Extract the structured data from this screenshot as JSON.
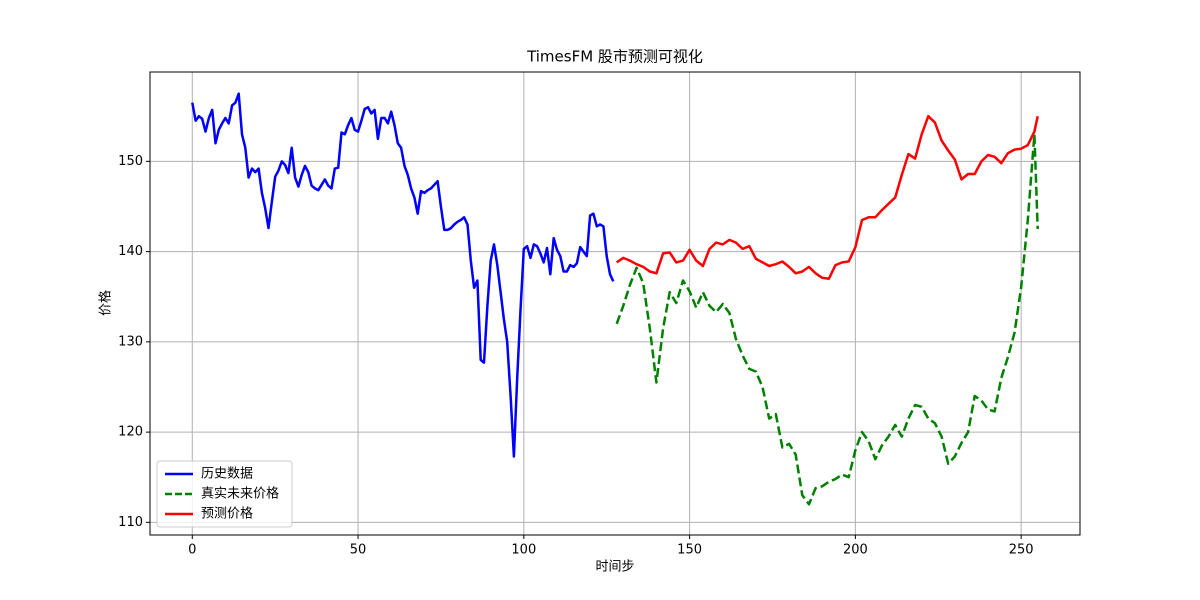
{
  "chart_data": {
    "type": "line",
    "title": "TimesFM 股市预测可视化",
    "x_label": "时间步",
    "y_label": "价格",
    "xlim": [
      -12.75,
      267.75
    ],
    "ylim": [
      108.6,
      159.9
    ],
    "xticks": [
      0,
      50,
      100,
      150,
      200,
      250
    ],
    "yticks": [
      110,
      120,
      130,
      140,
      150
    ],
    "grid": true,
    "legend": "lower left",
    "series": [
      {
        "name": "历史数据",
        "color": "#0000ff",
        "style": "solid",
        "x": [
          0,
          1,
          2,
          3,
          4,
          5,
          6,
          7,
          8,
          9,
          10,
          11,
          12,
          13,
          14,
          15,
          16,
          17,
          18,
          19,
          20,
          21,
          22,
          23,
          24,
          25,
          26,
          27,
          28,
          29,
          30,
          31,
          32,
          33,
          34,
          35,
          36,
          37,
          38,
          39,
          40,
          41,
          42,
          43,
          44,
          45,
          46,
          47,
          48,
          49,
          50,
          51,
          52,
          53,
          54,
          55,
          56,
          57,
          58,
          59,
          60,
          61,
          62,
          63,
          64,
          65,
          66,
          67,
          68,
          69,
          70,
          71,
          72,
          73,
          74,
          75,
          76,
          77,
          78,
          79,
          80,
          81,
          82,
          83,
          84,
          85,
          86,
          87,
          88,
          89,
          90,
          91,
          92,
          93,
          94,
          95,
          96,
          97,
          98,
          99,
          100,
          101,
          102,
          103,
          104,
          105,
          106,
          107,
          108,
          109,
          110,
          111,
          112,
          113,
          114,
          115,
          116,
          117,
          118,
          119,
          120,
          121,
          122,
          123,
          124,
          125,
          126,
          127
        ],
        "values": [
          156.5,
          154.5,
          155,
          154.7,
          153.3,
          154.8,
          155.7,
          152,
          153.5,
          154.2,
          154.8,
          154.2,
          156.2,
          156.5,
          157.5,
          153,
          151.5,
          148.2,
          149.2,
          148.8,
          149.2,
          146.5,
          144.8,
          142.6,
          145.5,
          148.3,
          149,
          150,
          149.6,
          148.7,
          151.5,
          148.2,
          147.2,
          148.5,
          149.5,
          148.8,
          147.3,
          147,
          146.8,
          147.4,
          148,
          147.3,
          147,
          149.2,
          149.3,
          153.2,
          153,
          154,
          154.8,
          153.5,
          153.3,
          154.5,
          155.8,
          156,
          155.3,
          155.7,
          152.5,
          154.8,
          154.8,
          154.2,
          155.5,
          154,
          152,
          151.5,
          149.5,
          148.5,
          147,
          146,
          144.2,
          146.7,
          146.5,
          146.8,
          147,
          147.4,
          147.8,
          145,
          142.4,
          142.4,
          142.6,
          143,
          143.3,
          143.5,
          143.8,
          143,
          139,
          136,
          136.8,
          128,
          127.7,
          134,
          139,
          140.8,
          138.5,
          135.5,
          132.5,
          130,
          124,
          117.3,
          126,
          133.5,
          140.3,
          140.6,
          139.3,
          140.8,
          140.6,
          139.8,
          138.8,
          140.4,
          137.5,
          141.5,
          140.2,
          139.5,
          137.8,
          137.8,
          138.5,
          138.3,
          138.7,
          140.5,
          140,
          139.5,
          144,
          144.2,
          142.8,
          143,
          142.8,
          139.5,
          137.5,
          136.7
        ]
      },
      {
        "name": "真实未来价格",
        "color": "#008000",
        "style": "dashed",
        "x": [
          128,
          130,
          132,
          134,
          136,
          138,
          140,
          142,
          144,
          146,
          148,
          150,
          152,
          154,
          156,
          158,
          160,
          162,
          164,
          166,
          168,
          170,
          172,
          174,
          176,
          178,
          180,
          182,
          184,
          186,
          188,
          190,
          192,
          194,
          196,
          198,
          200,
          202,
          204,
          206,
          208,
          210,
          212,
          214,
          216,
          218,
          220,
          222,
          224,
          226,
          228,
          230,
          232,
          234,
          236,
          238,
          240,
          242,
          244,
          246,
          248,
          250,
          252,
          254,
          255
        ],
        "values": [
          132,
          134,
          136.3,
          138.2,
          136.5,
          131.5,
          125.5,
          131.5,
          135.5,
          134.3,
          136.8,
          135.6,
          133.8,
          135.5,
          134,
          133.3,
          134.2,
          133.2,
          130.3,
          128.5,
          127,
          126.7,
          125,
          121.5,
          122,
          118.3,
          118.7,
          117.5,
          113,
          112,
          113.8,
          114,
          114.5,
          114.8,
          115.3,
          115,
          118,
          120,
          119,
          117,
          118.5,
          119.5,
          120.8,
          119.5,
          121.5,
          123,
          122.8,
          121.5,
          121,
          119.5,
          116.5,
          117.3,
          118.8,
          120,
          124,
          123.5,
          122.5,
          122.3,
          126,
          128.3,
          131,
          136,
          143.5,
          153,
          142.5
        ]
      },
      {
        "name": "预测价格",
        "color": "#ff0000",
        "style": "solid",
        "x": [
          128,
          130,
          132,
          134,
          136,
          138,
          140,
          142,
          144,
          146,
          148,
          150,
          152,
          154,
          156,
          158,
          160,
          162,
          164,
          166,
          168,
          170,
          172,
          174,
          176,
          178,
          180,
          182,
          184,
          186,
          188,
          190,
          192,
          194,
          196,
          198,
          200,
          202,
          204,
          206,
          208,
          210,
          212,
          214,
          216,
          218,
          220,
          222,
          224,
          226,
          228,
          230,
          232,
          234,
          236,
          238,
          240,
          242,
          244,
          246,
          248,
          250,
          252,
          254,
          255
        ],
        "values": [
          138.8,
          139.3,
          139,
          138.6,
          138.3,
          137.8,
          137.6,
          139.8,
          139.9,
          138.8,
          139,
          140.2,
          139,
          138.4,
          140.3,
          141,
          140.8,
          141.3,
          141,
          140.3,
          140.6,
          139.2,
          138.8,
          138.4,
          138.6,
          138.9,
          138.3,
          137.6,
          137.8,
          138.3,
          137.6,
          137.1,
          137,
          138.5,
          138.8,
          138.9,
          140.5,
          143.5,
          143.8,
          143.8,
          144.6,
          145.3,
          146,
          148.5,
          150.8,
          150.3,
          153,
          155,
          154.3,
          152.3,
          151.2,
          150.2,
          148,
          148.6,
          148.6,
          150,
          150.7,
          150.5,
          149.8,
          150.9,
          151.3,
          151.4,
          151.8,
          153.3,
          155
        ]
      }
    ]
  }
}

→ Given instruction
Without the pictures, restate each entry exactly.

→ Correct result
Extract the structured data from this screenshot as JSON.
{
  "chart_data": {
    "type": "line",
    "title": "TimesFM 股市预测可视化",
    "x_label": "时间步",
    "y_label": "价格",
    "xlim": [
      -12.75,
      267.75
    ],
    "ylim": [
      108.6,
      159.9
    ],
    "xticks": [
      0,
      50,
      100,
      150,
      200,
      250
    ],
    "yticks": [
      110,
      120,
      130,
      140,
      150
    ],
    "grid": true,
    "legend": "lower left",
    "series": [
      {
        "name": "历史数据",
        "color": "#0000ff",
        "style": "solid",
        "x": [
          0,
          1,
          2,
          3,
          4,
          5,
          6,
          7,
          8,
          9,
          10,
          11,
          12,
          13,
          14,
          15,
          16,
          17,
          18,
          19,
          20,
          21,
          22,
          23,
          24,
          25,
          26,
          27,
          28,
          29,
          30,
          31,
          32,
          33,
          34,
          35,
          36,
          37,
          38,
          39,
          40,
          41,
          42,
          43,
          44,
          45,
          46,
          47,
          48,
          49,
          50,
          51,
          52,
          53,
          54,
          55,
          56,
          57,
          58,
          59,
          60,
          61,
          62,
          63,
          64,
          65,
          66,
          67,
          68,
          69,
          70,
          71,
          72,
          73,
          74,
          75,
          76,
          77,
          78,
          79,
          80,
          81,
          82,
          83,
          84,
          85,
          86,
          87,
          88,
          89,
          90,
          91,
          92,
          93,
          94,
          95,
          96,
          97,
          98,
          99,
          100,
          101,
          102,
          103,
          104,
          105,
          106,
          107,
          108,
          109,
          110,
          111,
          112,
          113,
          114,
          115,
          116,
          117,
          118,
          119,
          120,
          121,
          122,
          123,
          124,
          125,
          126,
          127
        ],
        "values": [
          156.5,
          154.5,
          155,
          154.7,
          153.3,
          154.8,
          155.7,
          152,
          153.5,
          154.2,
          154.8,
          154.2,
          156.2,
          156.5,
          157.5,
          153,
          151.5,
          148.2,
          149.2,
          148.8,
          149.2,
          146.5,
          144.8,
          142.6,
          145.5,
          148.3,
          149,
          150,
          149.6,
          148.7,
          151.5,
          148.2,
          147.2,
          148.5,
          149.5,
          148.8,
          147.3,
          147,
          146.8,
          147.4,
          148,
          147.3,
          147,
          149.2,
          149.3,
          153.2,
          153,
          154,
          154.8,
          153.5,
          153.3,
          154.5,
          155.8,
          156,
          155.3,
          155.7,
          152.5,
          154.8,
          154.8,
          154.2,
          155.5,
          154,
          152,
          151.5,
          149.5,
          148.5,
          147,
          146,
          144.2,
          146.7,
          146.5,
          146.8,
          147,
          147.4,
          147.8,
          145,
          142.4,
          142.4,
          142.6,
          143,
          143.3,
          143.5,
          143.8,
          143,
          139,
          136,
          136.8,
          128,
          127.7,
          134,
          139,
          140.8,
          138.5,
          135.5,
          132.5,
          130,
          124,
          117.3,
          126,
          133.5,
          140.3,
          140.6,
          139.3,
          140.8,
          140.6,
          139.8,
          138.8,
          140.4,
          137.5,
          141.5,
          140.2,
          139.5,
          137.8,
          137.8,
          138.5,
          138.3,
          138.7,
          140.5,
          140,
          139.5,
          144,
          144.2,
          142.8,
          143,
          142.8,
          139.5,
          137.5,
          136.7
        ]
      },
      {
        "name": "真实未来价格",
        "color": "#008000",
        "style": "dashed",
        "x": [
          128,
          130,
          132,
          134,
          136,
          138,
          140,
          142,
          144,
          146,
          148,
          150,
          152,
          154,
          156,
          158,
          160,
          162,
          164,
          166,
          168,
          170,
          172,
          174,
          176,
          178,
          180,
          182,
          184,
          186,
          188,
          190,
          192,
          194,
          196,
          198,
          200,
          202,
          204,
          206,
          208,
          210,
          212,
          214,
          216,
          218,
          220,
          222,
          224,
          226,
          228,
          230,
          232,
          234,
          236,
          238,
          240,
          242,
          244,
          246,
          248,
          250,
          252,
          254,
          255
        ],
        "values": [
          132,
          134,
          136.3,
          138.2,
          136.5,
          131.5,
          125.5,
          131.5,
          135.5,
          134.3,
          136.8,
          135.6,
          133.8,
          135.5,
          134,
          133.3,
          134.2,
          133.2,
          130.3,
          128.5,
          127,
          126.7,
          125,
          121.5,
          122,
          118.3,
          118.7,
          117.5,
          113,
          112,
          113.8,
          114,
          114.5,
          114.8,
          115.3,
          115,
          118,
          120,
          119,
          117,
          118.5,
          119.5,
          120.8,
          119.5,
          121.5,
          123,
          122.8,
          121.5,
          121,
          119.5,
          116.5,
          117.3,
          118.8,
          120,
          124,
          123.5,
          122.5,
          122.3,
          126,
          128.3,
          131,
          136,
          143.5,
          153,
          142.5
        ]
      },
      {
        "name": "预测价格",
        "color": "#ff0000",
        "style": "solid",
        "x": [
          128,
          130,
          132,
          134,
          136,
          138,
          140,
          142,
          144,
          146,
          148,
          150,
          152,
          154,
          156,
          158,
          160,
          162,
          164,
          166,
          168,
          170,
          172,
          174,
          176,
          178,
          180,
          182,
          184,
          186,
          188,
          190,
          192,
          194,
          196,
          198,
          200,
          202,
          204,
          206,
          208,
          210,
          212,
          214,
          216,
          218,
          220,
          222,
          224,
          226,
          228,
          230,
          232,
          234,
          236,
          238,
          240,
          242,
          244,
          246,
          248,
          250,
          252,
          254,
          255
        ],
        "values": [
          138.8,
          139.3,
          139,
          138.6,
          138.3,
          137.8,
          137.6,
          139.8,
          139.9,
          138.8,
          139,
          140.2,
          139,
          138.4,
          140.3,
          141,
          140.8,
          141.3,
          141,
          140.3,
          140.6,
          139.2,
          138.8,
          138.4,
          138.6,
          138.9,
          138.3,
          137.6,
          137.8,
          138.3,
          137.6,
          137.1,
          137,
          138.5,
          138.8,
          138.9,
          140.5,
          143.5,
          143.8,
          143.8,
          144.6,
          145.3,
          146,
          148.5,
          150.8,
          150.3,
          153,
          155,
          154.3,
          152.3,
          151.2,
          150.2,
          148,
          148.6,
          148.6,
          150,
          150.7,
          150.5,
          149.8,
          150.9,
          151.3,
          151.4,
          151.8,
          153.3,
          155
        ]
      }
    ]
  }
}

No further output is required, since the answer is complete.